**WHAT YOU SHOULD DO:** Your task is to quote the material that follows, in full and exactly.

Figure collection entries:
════════════════════
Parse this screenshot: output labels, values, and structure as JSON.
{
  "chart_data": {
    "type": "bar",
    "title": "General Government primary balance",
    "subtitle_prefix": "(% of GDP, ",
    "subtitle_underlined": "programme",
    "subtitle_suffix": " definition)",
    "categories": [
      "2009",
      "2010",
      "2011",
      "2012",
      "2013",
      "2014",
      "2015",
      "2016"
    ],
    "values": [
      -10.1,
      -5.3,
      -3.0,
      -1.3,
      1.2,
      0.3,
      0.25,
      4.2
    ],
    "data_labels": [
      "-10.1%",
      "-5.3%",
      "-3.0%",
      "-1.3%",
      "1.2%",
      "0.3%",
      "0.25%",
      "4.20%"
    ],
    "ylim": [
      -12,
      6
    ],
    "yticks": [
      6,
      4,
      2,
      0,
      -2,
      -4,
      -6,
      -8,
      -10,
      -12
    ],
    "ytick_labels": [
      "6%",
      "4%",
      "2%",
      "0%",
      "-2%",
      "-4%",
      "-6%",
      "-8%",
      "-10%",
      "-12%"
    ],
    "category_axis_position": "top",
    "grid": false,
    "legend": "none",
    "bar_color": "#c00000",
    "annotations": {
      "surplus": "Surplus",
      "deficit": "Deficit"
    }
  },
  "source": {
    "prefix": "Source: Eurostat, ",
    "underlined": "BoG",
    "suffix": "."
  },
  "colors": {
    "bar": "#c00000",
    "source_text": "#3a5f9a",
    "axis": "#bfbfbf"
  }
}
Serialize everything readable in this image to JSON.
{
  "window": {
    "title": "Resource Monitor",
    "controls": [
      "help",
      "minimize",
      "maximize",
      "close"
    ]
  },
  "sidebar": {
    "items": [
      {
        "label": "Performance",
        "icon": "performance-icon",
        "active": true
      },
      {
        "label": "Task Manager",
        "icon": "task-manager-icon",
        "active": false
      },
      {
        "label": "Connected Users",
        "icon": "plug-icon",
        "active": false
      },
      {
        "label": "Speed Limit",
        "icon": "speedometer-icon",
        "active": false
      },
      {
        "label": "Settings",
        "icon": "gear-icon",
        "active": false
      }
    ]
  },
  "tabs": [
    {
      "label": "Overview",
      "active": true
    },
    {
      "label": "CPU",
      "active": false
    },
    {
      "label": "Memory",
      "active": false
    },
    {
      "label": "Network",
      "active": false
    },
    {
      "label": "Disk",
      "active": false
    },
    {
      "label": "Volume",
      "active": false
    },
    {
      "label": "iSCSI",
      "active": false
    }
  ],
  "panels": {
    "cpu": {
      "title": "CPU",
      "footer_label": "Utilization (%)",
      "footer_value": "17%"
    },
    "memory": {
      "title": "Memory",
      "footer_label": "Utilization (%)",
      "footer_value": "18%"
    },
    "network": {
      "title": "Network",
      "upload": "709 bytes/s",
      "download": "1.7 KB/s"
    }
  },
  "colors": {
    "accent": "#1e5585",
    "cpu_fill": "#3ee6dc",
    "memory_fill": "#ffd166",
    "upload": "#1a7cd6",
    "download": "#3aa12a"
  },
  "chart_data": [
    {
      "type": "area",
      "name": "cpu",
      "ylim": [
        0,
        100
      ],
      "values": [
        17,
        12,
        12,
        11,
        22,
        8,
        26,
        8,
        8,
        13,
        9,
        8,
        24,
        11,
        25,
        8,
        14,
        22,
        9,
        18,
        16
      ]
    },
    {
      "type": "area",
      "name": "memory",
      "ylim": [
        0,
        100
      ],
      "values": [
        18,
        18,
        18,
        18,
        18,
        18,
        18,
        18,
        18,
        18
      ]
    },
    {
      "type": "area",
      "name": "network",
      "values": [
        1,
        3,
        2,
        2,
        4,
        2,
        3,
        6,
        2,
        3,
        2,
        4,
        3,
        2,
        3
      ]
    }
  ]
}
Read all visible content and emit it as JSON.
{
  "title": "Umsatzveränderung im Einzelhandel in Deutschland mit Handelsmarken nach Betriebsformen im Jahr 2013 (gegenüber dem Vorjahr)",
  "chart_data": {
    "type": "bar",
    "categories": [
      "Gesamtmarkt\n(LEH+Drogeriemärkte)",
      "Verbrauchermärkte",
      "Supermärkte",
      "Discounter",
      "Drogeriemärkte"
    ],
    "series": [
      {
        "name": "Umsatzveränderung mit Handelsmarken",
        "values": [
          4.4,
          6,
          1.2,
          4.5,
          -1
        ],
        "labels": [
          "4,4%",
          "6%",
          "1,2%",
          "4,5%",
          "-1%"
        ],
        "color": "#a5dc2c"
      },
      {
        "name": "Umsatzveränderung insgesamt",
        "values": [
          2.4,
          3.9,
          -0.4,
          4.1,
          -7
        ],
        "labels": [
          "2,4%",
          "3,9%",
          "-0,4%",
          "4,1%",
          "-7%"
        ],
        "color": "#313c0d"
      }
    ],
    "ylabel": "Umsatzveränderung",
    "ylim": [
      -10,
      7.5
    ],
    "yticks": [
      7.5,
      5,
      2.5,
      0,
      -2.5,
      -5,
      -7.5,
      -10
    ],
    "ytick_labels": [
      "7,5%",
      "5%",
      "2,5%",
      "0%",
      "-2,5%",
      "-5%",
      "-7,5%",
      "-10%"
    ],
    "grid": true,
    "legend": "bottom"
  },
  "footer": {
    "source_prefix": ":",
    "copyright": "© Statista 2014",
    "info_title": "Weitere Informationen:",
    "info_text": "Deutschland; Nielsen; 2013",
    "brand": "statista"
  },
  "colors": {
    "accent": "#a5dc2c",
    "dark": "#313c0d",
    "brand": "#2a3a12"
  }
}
════════════════════
**ANSWER FOR THE TASK:**
Parse this screenshot: output labels, values, and structure as JSON.
{
  "chart_data": {
    "type": "bar",
    "title": "General Government primary balance",
    "subtitle_prefix": "(% of GDP, ",
    "subtitle_underlined": "programme",
    "subtitle_suffix": " definition)",
    "categories": [
      "2009",
      "2010",
      "2011",
      "2012",
      "2013",
      "2014",
      "2015",
      "2016"
    ],
    "values": [
      -10.1,
      -5.3,
      -3.0,
      -1.3,
      1.2,
      0.3,
      0.25,
      4.2
    ],
    "data_labels": [
      "-10.1%",
      "-5.3%",
      "-3.0%",
      "-1.3%",
      "1.2%",
      "0.3%",
      "0.25%",
      "4.20%"
    ],
    "ylim": [
      -12,
      6
    ],
    "yticks": [
      6,
      4,
      2,
      0,
      -2,
      -4,
      -6,
      -8,
      -10,
      -12
    ],
    "ytick_labels": [
      "6%",
      "4%",
      "2%",
      "0%",
      "-2%",
      "-4%",
      "-6%",
      "-8%",
      "-10%",
      "-12%"
    ],
    "category_axis_position": "top",
    "grid": false,
    "legend": "none",
    "bar_color": "#c00000",
    "annotations": {
      "surplus": "Surplus",
      "deficit": "Deficit"
    }
  },
  "source": {
    "prefix": "Source: Eurostat, ",
    "underlined": "BoG",
    "suffix": "."
  },
  "colors": {
    "bar": "#c00000",
    "source_text": "#3a5f9a",
    "axis": "#bfbfbf"
  }
}
Serialize everything readable in this image to JSON.
{
  "window": {
    "title": "Resource Monitor",
    "controls": [
      "help",
      "minimize",
      "maximize",
      "close"
    ]
  },
  "sidebar": {
    "items": [
      {
        "label": "Performance",
        "icon": "performance-icon",
        "active": true
      },
      {
        "label": "Task Manager",
        "icon": "task-manager-icon",
        "active": false
      },
      {
        "label": "Connected Users",
        "icon": "plug-icon",
        "active": false
      },
      {
        "label": "Speed Limit",
        "icon": "speedometer-icon",
        "active": false
      },
      {
        "label": "Settings",
        "icon": "gear-icon",
        "active": false
      }
    ]
  },
  "tabs": [
    {
      "label": "Overview",
      "active": true
    },
    {
      "label": "CPU",
      "active": false
    },
    {
      "label": "Memory",
      "active": false
    },
    {
      "label": "Network",
      "active": false
    },
    {
      "label": "Disk",
      "active": false
    },
    {
      "label": "Volume",
      "active": false
    },
    {
      "label": "iSCSI",
      "active": false
    }
  ],
  "panels": {
    "cpu": {
      "title": "CPU",
      "footer_label": "Utilization (%)",
      "footer_value": "17%"
    },
    "memory": {
      "title": "Memory",
      "footer_label": "Utilization (%)",
      "footer_value": "18%"
    },
    "network": {
      "title": "Network",
      "upload": "709 bytes/s",
      "download": "1.7 KB/s"
    }
  },
  "colors": {
    "accent": "#1e5585",
    "cpu_fill": "#3ee6dc",
    "memory_fill": "#ffd166",
    "upload": "#1a7cd6",
    "download": "#3aa12a"
  },
  "chart_data": [
    {
      "type": "area",
      "name": "cpu",
      "ylim": [
        0,
        100
      ],
      "values": [
        17,
        12,
        12,
        11,
        22,
        8,
        26,
        8,
        8,
        13,
        9,
        8,
        24,
        11,
        25,
        8,
        14,
        22,
        9,
        18,
        16
      ]
    },
    {
      "type": "area",
      "name": "memory",
      "ylim": [
        0,
        100
      ],
      "values": [
        18,
        18,
        18,
        18,
        18,
        18,
        18,
        18,
        18,
        18
      ]
    },
    {
      "type": "area",
      "name": "network",
      "values": [
        1,
        3,
        2,
        2,
        4,
        2,
        3,
        6,
        2,
        3,
        2,
        4,
        3,
        2,
        3
      ]
    }
  ]
}
Read all visible content and emit it as JSON.
{
  "title": "Umsatzveränderung im Einzelhandel in Deutschland mit Handelsmarken nach Betriebsformen im Jahr 2013 (gegenüber dem Vorjahr)",
  "chart_data": {
    "type": "bar",
    "categories": [
      "Gesamtmarkt\n(LEH+Drogeriemärkte)",
      "Verbrauchermärkte",
      "Supermärkte",
      "Discounter",
      "Drogeriemärkte"
    ],
    "series": [
      {
        "name": "Umsatzveränderung mit Handelsmarken",
        "values": [
          4.4,
          6,
          1.2,
          4.5,
          -1
        ],
        "labels": [
          "4,4%",
          "6%",
          "1,2%",
          "4,5%",
          "-1%"
        ],
        "color": "#a5dc2c"
      },
      {
        "name": "Umsatzveränderung insgesamt",
        "values": [
          2.4,
          3.9,
          -0.4,
          4.1,
          -7
        ],
        "labels": [
          "2,4%",
          "3,9%",
          "-0,4%",
          "4,1%",
          "-7%"
        ],
        "color": "#313c0d"
      }
    ],
    "ylabel": "Umsatzveränderung",
    "ylim": [
      -10,
      7.5
    ],
    "yticks": [
      7.5,
      5,
      2.5,
      0,
      -2.5,
      -5,
      -7.5,
      -10
    ],
    "ytick_labels": [
      "7,5%",
      "5%",
      "2,5%",
      "0%",
      "-2,5%",
      "-5%",
      "-7,5%",
      "-10%"
    ],
    "grid": true,
    "legend": "bottom"
  },
  "footer": {
    "source_prefix": ":",
    "copyright": "© Statista 2014",
    "info_title": "Weitere Informationen:",
    "info_text": "Deutschland; Nielsen; 2013",
    "brand": "statista"
  },
  "colors": {
    "accent": "#a5dc2c",
    "dark": "#313c0d",
    "brand": "#2a3a12"
  }
}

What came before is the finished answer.